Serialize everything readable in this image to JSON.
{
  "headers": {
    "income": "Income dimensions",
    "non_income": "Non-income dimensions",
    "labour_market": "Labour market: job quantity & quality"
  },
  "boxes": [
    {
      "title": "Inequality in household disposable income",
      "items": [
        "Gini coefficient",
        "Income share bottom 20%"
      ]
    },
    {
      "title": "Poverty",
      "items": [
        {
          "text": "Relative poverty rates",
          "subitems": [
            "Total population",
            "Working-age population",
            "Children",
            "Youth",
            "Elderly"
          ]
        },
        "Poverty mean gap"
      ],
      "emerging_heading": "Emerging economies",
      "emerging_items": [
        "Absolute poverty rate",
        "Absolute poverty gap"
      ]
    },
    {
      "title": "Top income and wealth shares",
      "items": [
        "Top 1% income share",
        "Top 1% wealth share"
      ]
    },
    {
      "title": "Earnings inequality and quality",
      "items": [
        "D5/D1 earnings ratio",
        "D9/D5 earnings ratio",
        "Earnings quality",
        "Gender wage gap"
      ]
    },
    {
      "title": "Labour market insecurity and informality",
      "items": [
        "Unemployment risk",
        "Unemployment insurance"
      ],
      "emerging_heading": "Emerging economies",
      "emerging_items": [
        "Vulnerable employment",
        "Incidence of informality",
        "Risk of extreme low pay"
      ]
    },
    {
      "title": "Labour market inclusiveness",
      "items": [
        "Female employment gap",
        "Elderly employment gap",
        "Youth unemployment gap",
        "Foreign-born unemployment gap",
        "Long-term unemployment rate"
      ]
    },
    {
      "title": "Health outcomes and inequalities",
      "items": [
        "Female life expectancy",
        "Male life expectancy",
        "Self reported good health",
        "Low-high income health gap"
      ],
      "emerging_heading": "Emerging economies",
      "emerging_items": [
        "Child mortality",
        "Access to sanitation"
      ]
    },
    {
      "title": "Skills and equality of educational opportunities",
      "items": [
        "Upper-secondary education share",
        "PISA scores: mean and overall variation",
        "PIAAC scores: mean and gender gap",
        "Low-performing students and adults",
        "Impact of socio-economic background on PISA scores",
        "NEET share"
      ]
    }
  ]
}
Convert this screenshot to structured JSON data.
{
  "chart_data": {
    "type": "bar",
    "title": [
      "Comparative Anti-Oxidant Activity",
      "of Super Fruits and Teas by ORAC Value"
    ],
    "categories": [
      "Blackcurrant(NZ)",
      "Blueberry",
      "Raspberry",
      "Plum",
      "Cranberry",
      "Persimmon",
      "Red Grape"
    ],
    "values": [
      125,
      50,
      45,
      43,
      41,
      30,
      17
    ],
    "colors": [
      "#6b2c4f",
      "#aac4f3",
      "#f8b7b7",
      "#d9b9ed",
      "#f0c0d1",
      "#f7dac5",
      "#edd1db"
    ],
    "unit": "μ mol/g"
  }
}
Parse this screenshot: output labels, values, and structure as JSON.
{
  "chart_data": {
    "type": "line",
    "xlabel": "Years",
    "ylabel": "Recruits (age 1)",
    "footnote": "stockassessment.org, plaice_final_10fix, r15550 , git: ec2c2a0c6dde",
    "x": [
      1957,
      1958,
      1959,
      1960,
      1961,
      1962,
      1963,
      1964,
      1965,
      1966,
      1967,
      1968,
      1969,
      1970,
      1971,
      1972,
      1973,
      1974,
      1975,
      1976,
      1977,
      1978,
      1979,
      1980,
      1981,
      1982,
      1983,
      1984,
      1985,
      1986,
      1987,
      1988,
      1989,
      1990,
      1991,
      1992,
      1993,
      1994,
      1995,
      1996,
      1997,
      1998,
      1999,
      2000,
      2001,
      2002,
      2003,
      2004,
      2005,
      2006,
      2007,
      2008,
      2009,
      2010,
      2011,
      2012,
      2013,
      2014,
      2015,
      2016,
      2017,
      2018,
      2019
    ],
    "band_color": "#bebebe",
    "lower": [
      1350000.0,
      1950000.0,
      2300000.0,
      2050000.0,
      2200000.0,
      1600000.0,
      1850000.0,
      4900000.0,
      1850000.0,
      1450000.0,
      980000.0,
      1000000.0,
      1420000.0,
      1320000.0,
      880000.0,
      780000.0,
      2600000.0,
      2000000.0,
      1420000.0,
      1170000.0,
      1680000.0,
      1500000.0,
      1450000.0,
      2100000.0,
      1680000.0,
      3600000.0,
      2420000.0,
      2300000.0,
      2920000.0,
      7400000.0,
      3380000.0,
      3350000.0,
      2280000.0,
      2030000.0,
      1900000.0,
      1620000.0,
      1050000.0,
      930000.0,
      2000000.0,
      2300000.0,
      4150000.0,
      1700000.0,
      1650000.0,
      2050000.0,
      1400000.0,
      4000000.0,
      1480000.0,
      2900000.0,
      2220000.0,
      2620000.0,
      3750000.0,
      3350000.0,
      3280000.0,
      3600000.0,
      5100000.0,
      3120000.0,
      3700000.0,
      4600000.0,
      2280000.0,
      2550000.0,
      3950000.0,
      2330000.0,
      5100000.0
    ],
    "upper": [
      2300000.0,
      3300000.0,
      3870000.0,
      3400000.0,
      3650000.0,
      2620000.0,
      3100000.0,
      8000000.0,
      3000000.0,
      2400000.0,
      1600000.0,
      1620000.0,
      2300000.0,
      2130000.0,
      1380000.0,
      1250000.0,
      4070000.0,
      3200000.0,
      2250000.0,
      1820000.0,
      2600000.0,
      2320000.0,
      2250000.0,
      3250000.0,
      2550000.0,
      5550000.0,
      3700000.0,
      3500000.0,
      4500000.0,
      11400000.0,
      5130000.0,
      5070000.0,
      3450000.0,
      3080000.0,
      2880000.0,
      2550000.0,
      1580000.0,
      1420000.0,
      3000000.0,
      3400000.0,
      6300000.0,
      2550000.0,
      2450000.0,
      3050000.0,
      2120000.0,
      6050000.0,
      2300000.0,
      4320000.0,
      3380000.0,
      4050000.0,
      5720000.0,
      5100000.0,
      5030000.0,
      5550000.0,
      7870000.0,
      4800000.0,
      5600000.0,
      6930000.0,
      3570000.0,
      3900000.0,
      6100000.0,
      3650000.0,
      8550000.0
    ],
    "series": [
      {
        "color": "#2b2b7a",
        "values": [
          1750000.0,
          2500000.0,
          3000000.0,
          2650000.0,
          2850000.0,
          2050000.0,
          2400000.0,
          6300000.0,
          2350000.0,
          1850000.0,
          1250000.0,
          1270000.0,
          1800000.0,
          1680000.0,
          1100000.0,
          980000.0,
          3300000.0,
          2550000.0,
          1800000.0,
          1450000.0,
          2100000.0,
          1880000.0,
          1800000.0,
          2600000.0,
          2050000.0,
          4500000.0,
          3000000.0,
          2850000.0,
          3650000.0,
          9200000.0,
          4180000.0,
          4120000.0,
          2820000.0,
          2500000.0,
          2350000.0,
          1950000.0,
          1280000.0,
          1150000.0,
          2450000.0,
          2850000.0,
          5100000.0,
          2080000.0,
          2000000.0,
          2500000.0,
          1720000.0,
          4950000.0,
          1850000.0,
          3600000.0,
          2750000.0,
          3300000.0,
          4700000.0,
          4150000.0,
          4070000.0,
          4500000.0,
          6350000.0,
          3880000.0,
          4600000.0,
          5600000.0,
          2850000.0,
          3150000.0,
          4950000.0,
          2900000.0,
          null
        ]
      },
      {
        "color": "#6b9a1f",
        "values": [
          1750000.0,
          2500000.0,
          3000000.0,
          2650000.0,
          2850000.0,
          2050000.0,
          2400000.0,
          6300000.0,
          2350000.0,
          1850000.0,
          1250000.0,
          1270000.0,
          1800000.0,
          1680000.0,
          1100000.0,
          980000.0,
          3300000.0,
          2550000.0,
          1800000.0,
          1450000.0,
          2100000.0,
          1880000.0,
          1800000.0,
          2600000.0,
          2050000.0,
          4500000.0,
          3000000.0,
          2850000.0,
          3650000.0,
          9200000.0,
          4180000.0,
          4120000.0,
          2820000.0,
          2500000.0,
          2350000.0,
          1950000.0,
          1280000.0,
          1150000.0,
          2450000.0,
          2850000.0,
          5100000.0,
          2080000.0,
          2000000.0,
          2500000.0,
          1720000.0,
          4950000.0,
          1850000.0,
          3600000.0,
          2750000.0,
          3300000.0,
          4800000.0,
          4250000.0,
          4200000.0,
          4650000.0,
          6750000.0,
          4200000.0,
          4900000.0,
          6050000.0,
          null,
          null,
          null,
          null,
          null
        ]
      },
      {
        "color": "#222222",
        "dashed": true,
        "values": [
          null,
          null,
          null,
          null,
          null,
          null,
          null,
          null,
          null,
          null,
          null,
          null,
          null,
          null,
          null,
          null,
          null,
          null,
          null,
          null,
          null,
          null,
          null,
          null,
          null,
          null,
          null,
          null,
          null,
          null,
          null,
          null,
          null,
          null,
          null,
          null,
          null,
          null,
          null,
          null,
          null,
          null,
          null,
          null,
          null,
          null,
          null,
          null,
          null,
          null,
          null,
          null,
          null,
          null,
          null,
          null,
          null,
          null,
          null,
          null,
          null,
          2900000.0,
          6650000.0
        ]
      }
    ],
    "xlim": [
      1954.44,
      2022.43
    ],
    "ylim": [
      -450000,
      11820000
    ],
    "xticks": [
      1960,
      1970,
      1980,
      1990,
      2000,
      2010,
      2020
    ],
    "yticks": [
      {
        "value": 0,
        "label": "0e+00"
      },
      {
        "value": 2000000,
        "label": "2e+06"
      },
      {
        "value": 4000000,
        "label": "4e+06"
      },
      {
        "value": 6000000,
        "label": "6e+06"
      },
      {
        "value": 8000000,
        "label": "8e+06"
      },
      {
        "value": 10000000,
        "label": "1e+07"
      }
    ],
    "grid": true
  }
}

...

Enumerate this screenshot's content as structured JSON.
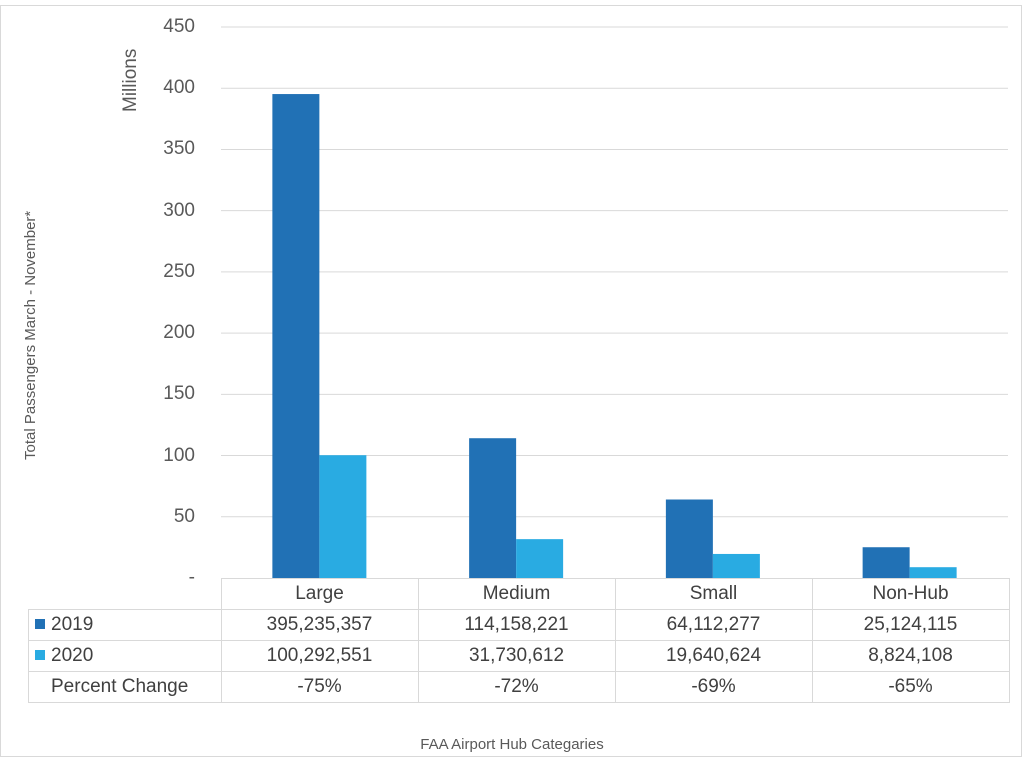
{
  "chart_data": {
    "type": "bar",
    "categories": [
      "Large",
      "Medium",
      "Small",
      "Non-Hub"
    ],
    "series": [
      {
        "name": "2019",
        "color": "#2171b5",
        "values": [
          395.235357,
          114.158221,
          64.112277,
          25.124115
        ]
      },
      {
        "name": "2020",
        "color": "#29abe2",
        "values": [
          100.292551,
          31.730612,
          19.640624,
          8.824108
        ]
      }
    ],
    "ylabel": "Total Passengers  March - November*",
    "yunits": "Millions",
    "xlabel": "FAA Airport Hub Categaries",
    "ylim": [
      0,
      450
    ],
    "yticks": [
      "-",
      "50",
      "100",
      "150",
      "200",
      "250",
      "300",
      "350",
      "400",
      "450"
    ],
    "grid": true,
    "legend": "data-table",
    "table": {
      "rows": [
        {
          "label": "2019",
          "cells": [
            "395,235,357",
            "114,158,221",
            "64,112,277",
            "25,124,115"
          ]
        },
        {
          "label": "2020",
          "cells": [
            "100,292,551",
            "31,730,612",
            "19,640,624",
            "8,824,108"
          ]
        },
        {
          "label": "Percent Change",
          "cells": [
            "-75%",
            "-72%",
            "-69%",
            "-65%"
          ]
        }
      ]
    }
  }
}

■ **What the task asks**
Tally the lines of the listing above that include the word "Absolute". Answer with the number alone.

■ **Exercise output**
2